WHAT YOU ARE ASKED TO DO:
Pick out each line containing the string "this" and copy it.

EXCERPTED RECORDS:
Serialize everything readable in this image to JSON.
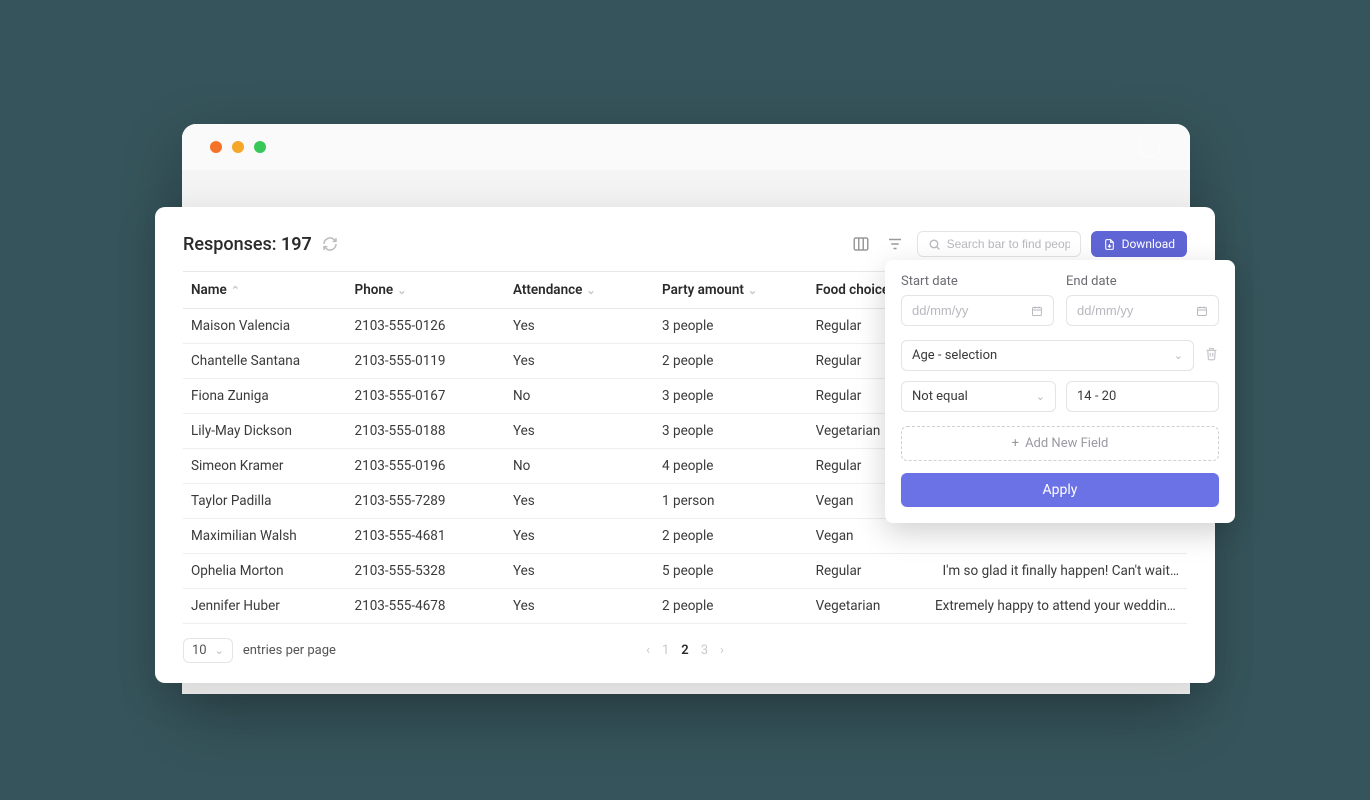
{
  "header": {
    "responses_label": "Responses:",
    "responses_count": "197",
    "search_placeholder": "Search bar to find people",
    "download_label": "Download"
  },
  "columns": {
    "name": "Name",
    "phone": "Phone",
    "attendance": "Attendance",
    "party": "Party amount",
    "food": "Food choice"
  },
  "rows": [
    {
      "name": "Maison Valencia",
      "phone": "2103-555-0126",
      "attendance": "Yes",
      "party": "3 people",
      "food": "Regular",
      "notes": ""
    },
    {
      "name": "Chantelle Santana",
      "phone": "2103-555-0119",
      "attendance": "Yes",
      "party": "2 people",
      "food": "Regular",
      "notes": ""
    },
    {
      "name": "Fiona Zuniga",
      "phone": "2103-555-0167",
      "attendance": "No",
      "party": "3 people",
      "food": "Regular",
      "notes": ""
    },
    {
      "name": "Lily-May Dickson",
      "phone": "2103-555-0188",
      "attendance": "Yes",
      "party": "3 people",
      "food": "Vegetarian",
      "notes": ""
    },
    {
      "name": "Simeon Kramer",
      "phone": "2103-555-0196",
      "attendance": "No",
      "party": "4 people",
      "food": "Regular",
      "notes": ""
    },
    {
      "name": "Taylor Padilla",
      "phone": "2103-555-7289",
      "attendance": "Yes",
      "party": "1 person",
      "food": "Vegan",
      "notes": ""
    },
    {
      "name": "Maximilian Walsh",
      "phone": "2103-555-4681",
      "attendance": "Yes",
      "party": "2 people",
      "food": "Vegan",
      "notes": ""
    },
    {
      "name": "Ophelia Morton",
      "phone": "2103-555-5328",
      "attendance": "Yes",
      "party": "5 people",
      "food": "Regular",
      "notes": "I'm so glad it finally happen! Can't wait…"
    },
    {
      "name": "Jennifer Huber",
      "phone": "2103-555-4678",
      "attendance": "Yes",
      "party": "2 people",
      "food": "Vegetarian",
      "notes": "Extremely happy to attend your wedding…"
    }
  ],
  "pager": {
    "page_size": "10",
    "per_page_label": "entries per page",
    "pages": [
      "1",
      "2",
      "3"
    ],
    "active_index": 1
  },
  "filter": {
    "start_label": "Start date",
    "end_label": "End date",
    "date_placeholder": "dd/mm/yy",
    "field_select": "Age - selection",
    "operator": "Not equal",
    "value": "14 - 20",
    "add_label": "Add New Field",
    "apply_label": "Apply"
  },
  "colors": {
    "accent": "#5f65d4",
    "accent_light": "#6b72e5",
    "page_bg": "#36545b"
  }
}
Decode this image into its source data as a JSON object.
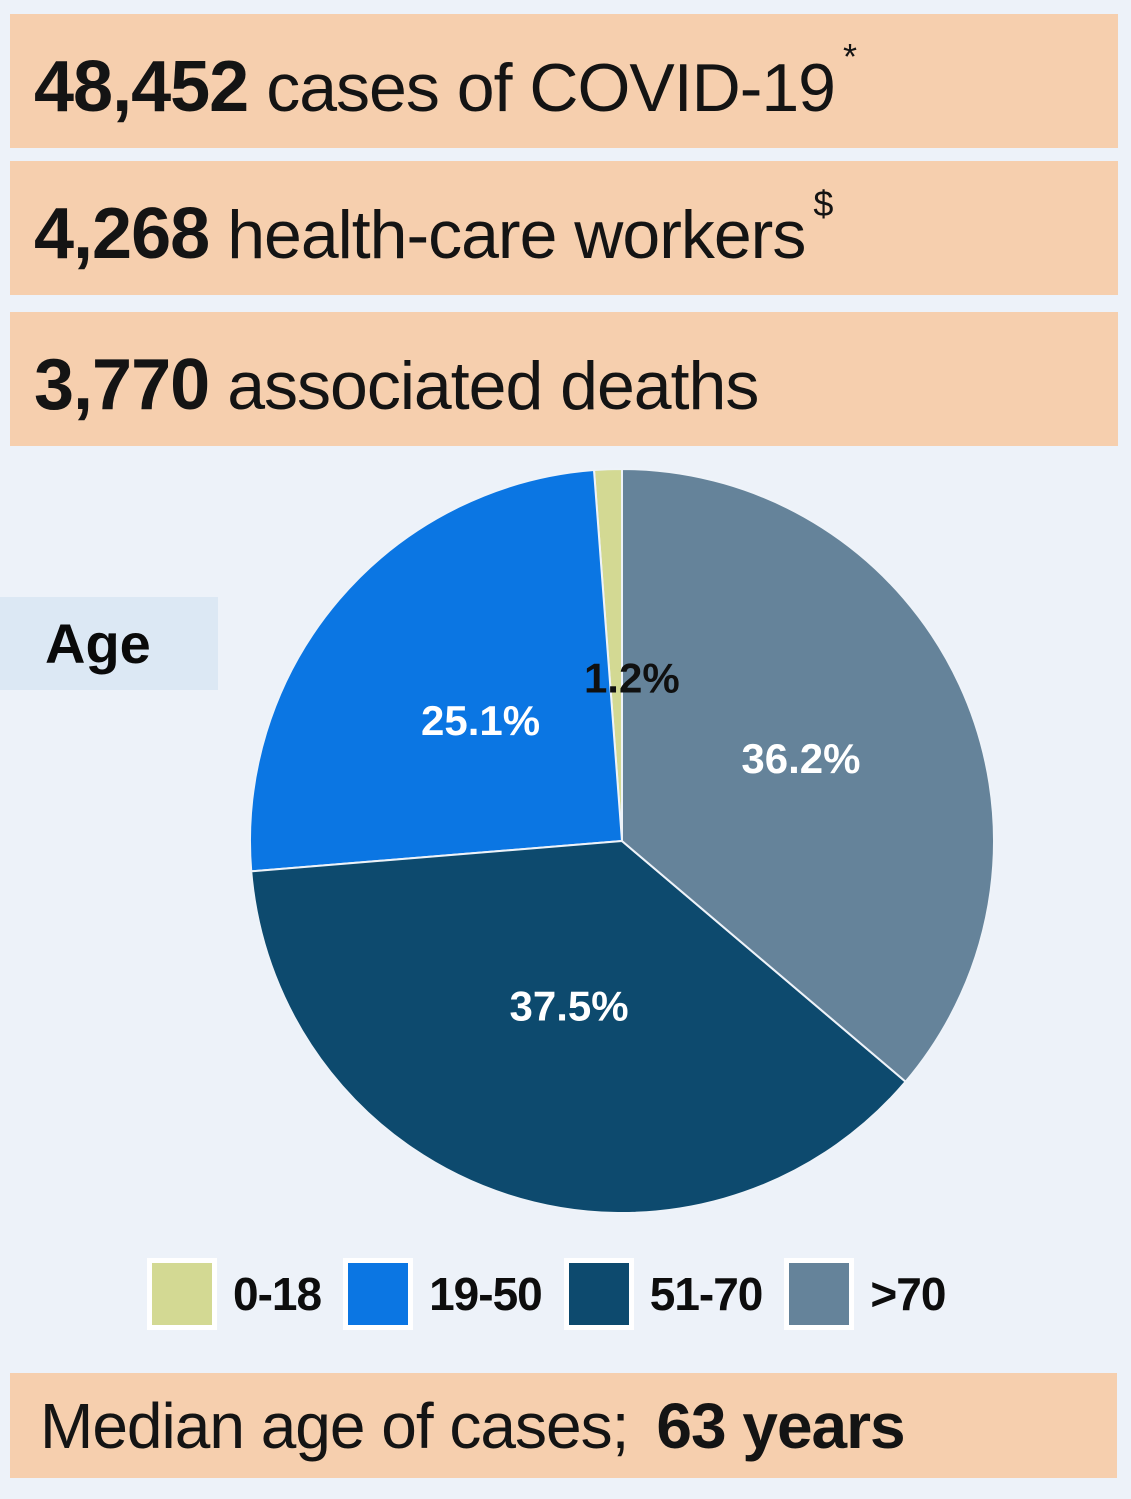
{
  "page": {
    "colors": {
      "background": "#edf2f9",
      "banner": "#f6cfae",
      "age_box": "#dce8f4",
      "slice_divider": "#eef3f9"
    }
  },
  "banners": [
    {
      "number": "48,452",
      "text": "cases of COVID-19",
      "superscript": "*"
    },
    {
      "number": "4,268",
      "text": "health-care workers",
      "superscript": "$"
    },
    {
      "number": "3,770",
      "text": "associated deaths",
      "superscript": ""
    }
  ],
  "chart_data": {
    "type": "pie",
    "title": "Age",
    "direction": "counterclockwise-from-top",
    "start_angle_deg": 0,
    "legend_position": "bottom",
    "slices": [
      {
        "label": "0-18",
        "value": 1.2,
        "color": "#d3d993",
        "label_color": "#101010",
        "value_label": "1.2%"
      },
      {
        "label": "19-50",
        "value": 25.1,
        "color": "#0b76e3",
        "label_color": "#ffffff",
        "value_label": "25.1%"
      },
      {
        "label": "51-70",
        "value": 37.5,
        "color": "#0d4a6e",
        "label_color": "#ffffff",
        "value_label": "37.5%"
      },
      {
        "label": ">70",
        "value": 36.2,
        "color": "#65839a",
        "label_color": "#ffffff",
        "value_label": "36.2%"
      }
    ]
  },
  "age_section": {
    "label": "Age"
  },
  "footer": {
    "label": "Median age of cases;",
    "value": "63 years"
  }
}
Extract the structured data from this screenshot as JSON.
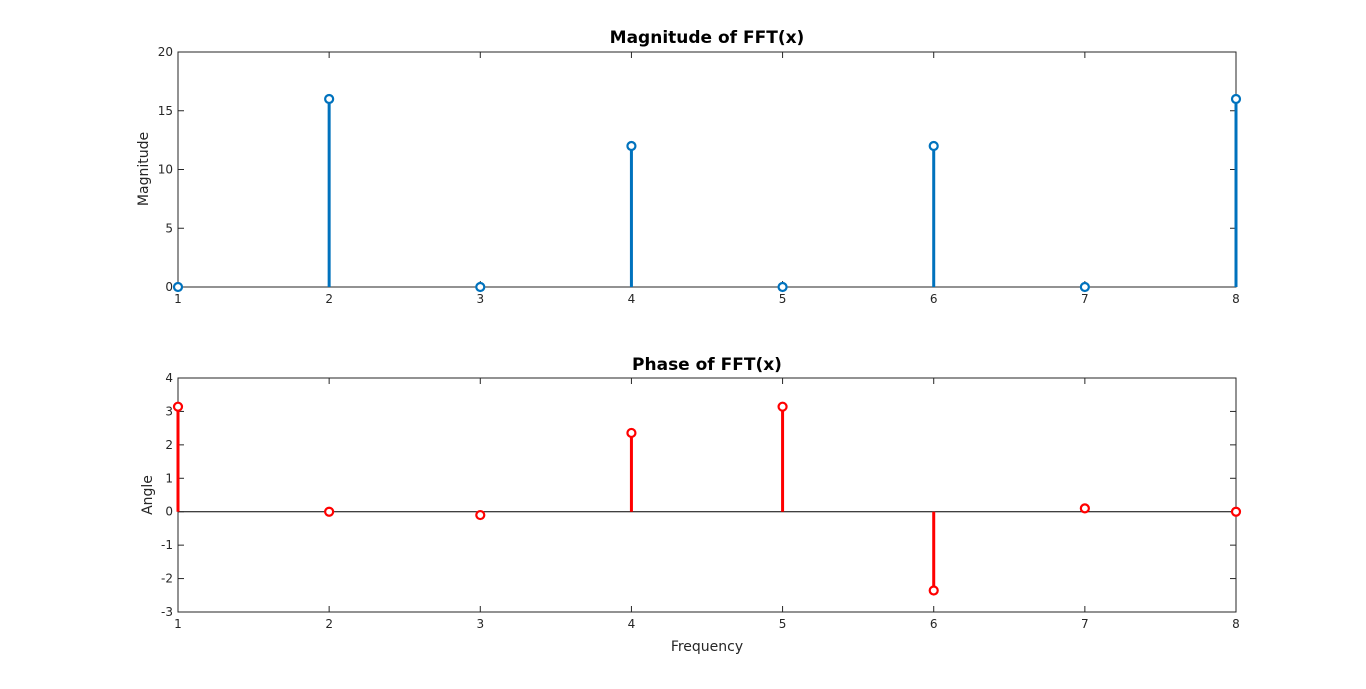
{
  "chart_data": [
    {
      "type": "stem",
      "title": "Magnitude of FFT(x)",
      "xlabel": "",
      "ylabel": "Magnitude",
      "x": [
        1,
        2,
        3,
        4,
        5,
        6,
        7,
        8
      ],
      "values": [
        0,
        16,
        0,
        12,
        0,
        12,
        0,
        16
      ],
      "xlim": [
        1,
        8
      ],
      "ylim": [
        0,
        20
      ],
      "xticks": [
        "1",
        "2",
        "3",
        "4",
        "5",
        "6",
        "7",
        "8"
      ],
      "yticks": [
        "0",
        "5",
        "10",
        "15",
        "20"
      ],
      "color": "#0072BD",
      "grid": false
    },
    {
      "type": "stem",
      "title": "Phase of FFT(x)",
      "xlabel": "Frequency",
      "ylabel": "Angle",
      "x": [
        1,
        2,
        3,
        4,
        5,
        6,
        7,
        8
      ],
      "values": [
        3.1416,
        0,
        -0.0997,
        2.3562,
        3.1416,
        -2.3562,
        0.0997,
        0
      ],
      "xlim": [
        1,
        8
      ],
      "ylim": [
        -3,
        4
      ],
      "xticks": [
        "1",
        "2",
        "3",
        "4",
        "5",
        "6",
        "7",
        "8"
      ],
      "yticks": [
        "-3",
        "-2",
        "-1",
        "0",
        "1",
        "2",
        "3",
        "4"
      ],
      "color": "#FF0000",
      "grid": false
    }
  ]
}
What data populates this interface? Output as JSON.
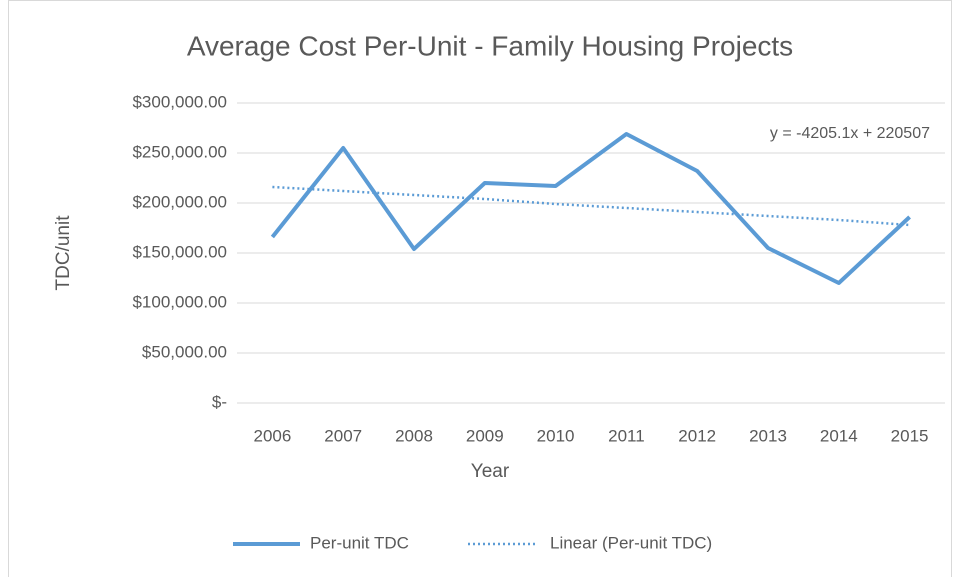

FULL RESPONSE:
Serialize everything readable in this image to JSON.
Decode this image into its source data as a JSON object.
Extract the structured data from this screenshot as JSON.
What data populates this interface? Output as JSON.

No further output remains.